==== MATERIAL SUPPLIED

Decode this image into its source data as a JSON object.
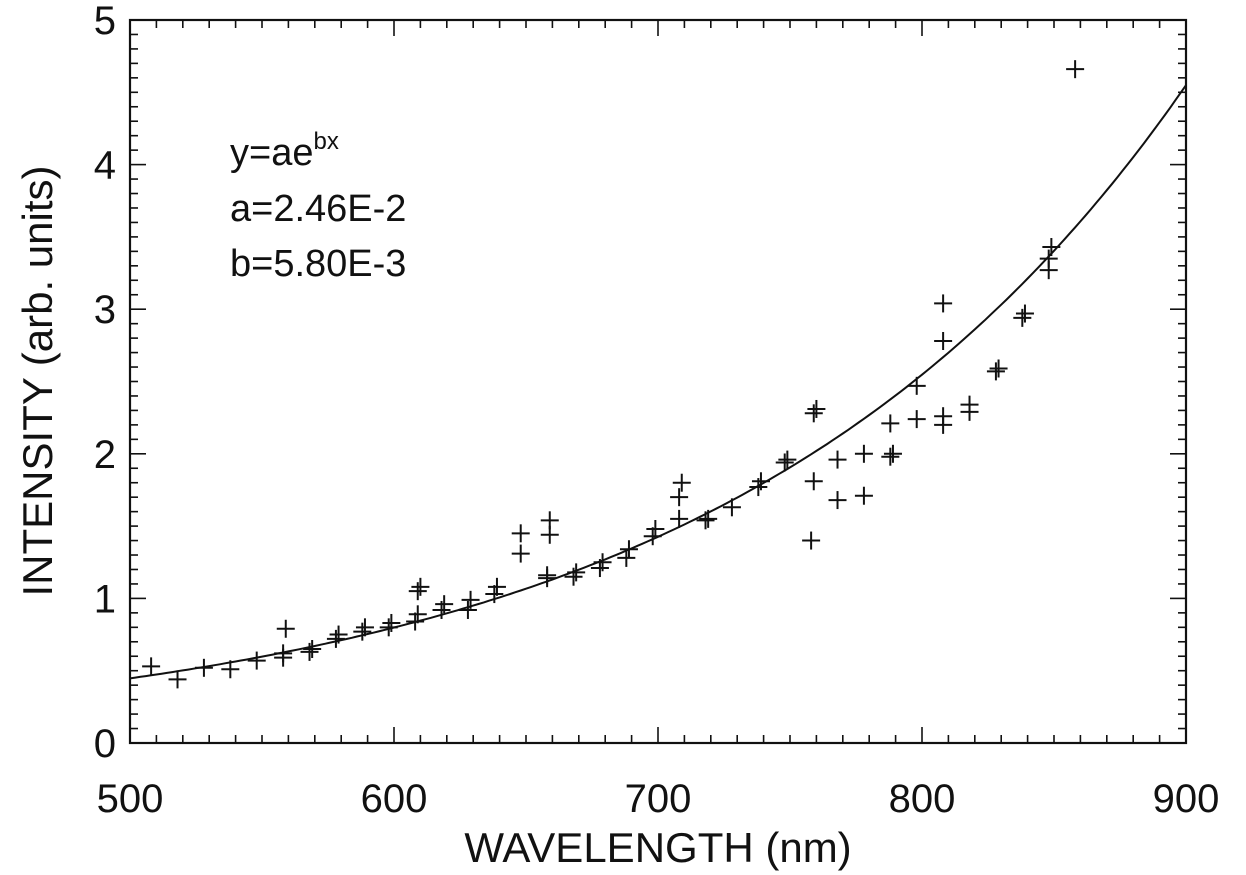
{
  "chart_data": {
    "type": "scatter",
    "xlabel": "WAVELENGTH (nm)",
    "ylabel": "INTENSITY (arb. units)",
    "xlim": [
      500,
      900
    ],
    "ylim": [
      0,
      5
    ],
    "xticks": [
      "500",
      "600",
      "700",
      "800",
      "900"
    ],
    "yticks": [
      "0",
      "1",
      "2",
      "3",
      "4",
      "5"
    ],
    "annotation": {
      "equation_base": "y=ae",
      "equation_exp": "bx",
      "a_line": "a=2.46E-2",
      "b_line": "b=5.80E-3"
    },
    "fit": {
      "a": 0.0246,
      "b": 0.0058
    },
    "points": [
      [
        508,
        0.53
      ],
      [
        518,
        0.44
      ],
      [
        528,
        0.52
      ],
      [
        538,
        0.51
      ],
      [
        548,
        0.57
      ],
      [
        558,
        0.59
      ],
      [
        558,
        0.62
      ],
      [
        559,
        0.79
      ],
      [
        568,
        0.63
      ],
      [
        569,
        0.65
      ],
      [
        578,
        0.72
      ],
      [
        579,
        0.75
      ],
      [
        588,
        0.77
      ],
      [
        589,
        0.8
      ],
      [
        598,
        0.8
      ],
      [
        599,
        0.83
      ],
      [
        608,
        0.84
      ],
      [
        609,
        0.89
      ],
      [
        609,
        1.05
      ],
      [
        610,
        1.08
      ],
      [
        618,
        0.92
      ],
      [
        619,
        0.96
      ],
      [
        628,
        0.92
      ],
      [
        629,
        0.99
      ],
      [
        638,
        1.03
      ],
      [
        639,
        1.08
      ],
      [
        648,
        1.31
      ],
      [
        648,
        1.45
      ],
      [
        658,
        1.14
      ],
      [
        658,
        1.16
      ],
      [
        659,
        1.44
      ],
      [
        659,
        1.54
      ],
      [
        668,
        1.15
      ],
      [
        669,
        1.18
      ],
      [
        678,
        1.21
      ],
      [
        679,
        1.25
      ],
      [
        688,
        1.28
      ],
      [
        689,
        1.34
      ],
      [
        698,
        1.43
      ],
      [
        699,
        1.48
      ],
      [
        708,
        1.55
      ],
      [
        708,
        1.7
      ],
      [
        709,
        1.8
      ],
      [
        718,
        1.54
      ],
      [
        719,
        1.55
      ],
      [
        728,
        1.63
      ],
      [
        738,
        1.77
      ],
      [
        739,
        1.81
      ],
      [
        748,
        1.94
      ],
      [
        749,
        1.96
      ],
      [
        758,
        1.4
      ],
      [
        759,
        1.81
      ],
      [
        759,
        2.28
      ],
      [
        760,
        2.31
      ],
      [
        768,
        1.68
      ],
      [
        768,
        1.96
      ],
      [
        778,
        1.71
      ],
      [
        778,
        2.0
      ],
      [
        788,
        1.98
      ],
      [
        788,
        2.21
      ],
      [
        789,
        2.0
      ],
      [
        798,
        2.24
      ],
      [
        798,
        2.47
      ],
      [
        808,
        2.2
      ],
      [
        808,
        2.26
      ],
      [
        808,
        2.78
      ],
      [
        808,
        3.04
      ],
      [
        818,
        2.29
      ],
      [
        818,
        2.34
      ],
      [
        828,
        2.57
      ],
      [
        829,
        2.59
      ],
      [
        838,
        2.94
      ],
      [
        839,
        2.97
      ],
      [
        848,
        3.27
      ],
      [
        848,
        3.35
      ],
      [
        849,
        3.43
      ],
      [
        858,
        4.66
      ]
    ]
  }
}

========

> EXERCISE TASK: Every line of the data above should be quoted exactly. Omit the pictures.

> OUTPUT:
Decode this image into its source data as a JSON object.
{
  "chart_data": {
    "type": "scatter",
    "xlabel": "WAVELENGTH (nm)",
    "ylabel": "INTENSITY (arb. units)",
    "xlim": [
      500,
      900
    ],
    "ylim": [
      0,
      5
    ],
    "xticks": [
      "500",
      "600",
      "700",
      "800",
      "900"
    ],
    "yticks": [
      "0",
      "1",
      "2",
      "3",
      "4",
      "5"
    ],
    "annotation": {
      "equation_base": "y=ae",
      "equation_exp": "bx",
      "a_line": "a=2.46E-2",
      "b_line": "b=5.80E-3"
    },
    "fit": {
      "a": 0.0246,
      "b": 0.0058
    },
    "points": [
      [
        508,
        0.53
      ],
      [
        518,
        0.44
      ],
      [
        528,
        0.52
      ],
      [
        538,
        0.51
      ],
      [
        548,
        0.57
      ],
      [
        558,
        0.59
      ],
      [
        558,
        0.62
      ],
      [
        559,
        0.79
      ],
      [
        568,
        0.63
      ],
      [
        569,
        0.65
      ],
      [
        578,
        0.72
      ],
      [
        579,
        0.75
      ],
      [
        588,
        0.77
      ],
      [
        589,
        0.8
      ],
      [
        598,
        0.8
      ],
      [
        599,
        0.83
      ],
      [
        608,
        0.84
      ],
      [
        609,
        0.89
      ],
      [
        609,
        1.05
      ],
      [
        610,
        1.08
      ],
      [
        618,
        0.92
      ],
      [
        619,
        0.96
      ],
      [
        628,
        0.92
      ],
      [
        629,
        0.99
      ],
      [
        638,
        1.03
      ],
      [
        639,
        1.08
      ],
      [
        648,
        1.31
      ],
      [
        648,
        1.45
      ],
      [
        658,
        1.14
      ],
      [
        658,
        1.16
      ],
      [
        659,
        1.44
      ],
      [
        659,
        1.54
      ],
      [
        668,
        1.15
      ],
      [
        669,
        1.18
      ],
      [
        678,
        1.21
      ],
      [
        679,
        1.25
      ],
      [
        688,
        1.28
      ],
      [
        689,
        1.34
      ],
      [
        698,
        1.43
      ],
      [
        699,
        1.48
      ],
      [
        708,
        1.55
      ],
      [
        708,
        1.7
      ],
      [
        709,
        1.8
      ],
      [
        718,
        1.54
      ],
      [
        719,
        1.55
      ],
      [
        728,
        1.63
      ],
      [
        738,
        1.77
      ],
      [
        739,
        1.81
      ],
      [
        748,
        1.94
      ],
      [
        749,
        1.96
      ],
      [
        758,
        1.4
      ],
      [
        759,
        1.81
      ],
      [
        759,
        2.28
      ],
      [
        760,
        2.31
      ],
      [
        768,
        1.68
      ],
      [
        768,
        1.96
      ],
      [
        778,
        1.71
      ],
      [
        778,
        2.0
      ],
      [
        788,
        1.98
      ],
      [
        788,
        2.21
      ],
      [
        789,
        2.0
      ],
      [
        798,
        2.24
      ],
      [
        798,
        2.47
      ],
      [
        808,
        2.2
      ],
      [
        808,
        2.26
      ],
      [
        808,
        2.78
      ],
      [
        808,
        3.04
      ],
      [
        818,
        2.29
      ],
      [
        818,
        2.34
      ],
      [
        828,
        2.57
      ],
      [
        829,
        2.59
      ],
      [
        838,
        2.94
      ],
      [
        839,
        2.97
      ],
      [
        848,
        3.27
      ],
      [
        848,
        3.35
      ],
      [
        849,
        3.43
      ],
      [
        858,
        4.66
      ]
    ]
  }
}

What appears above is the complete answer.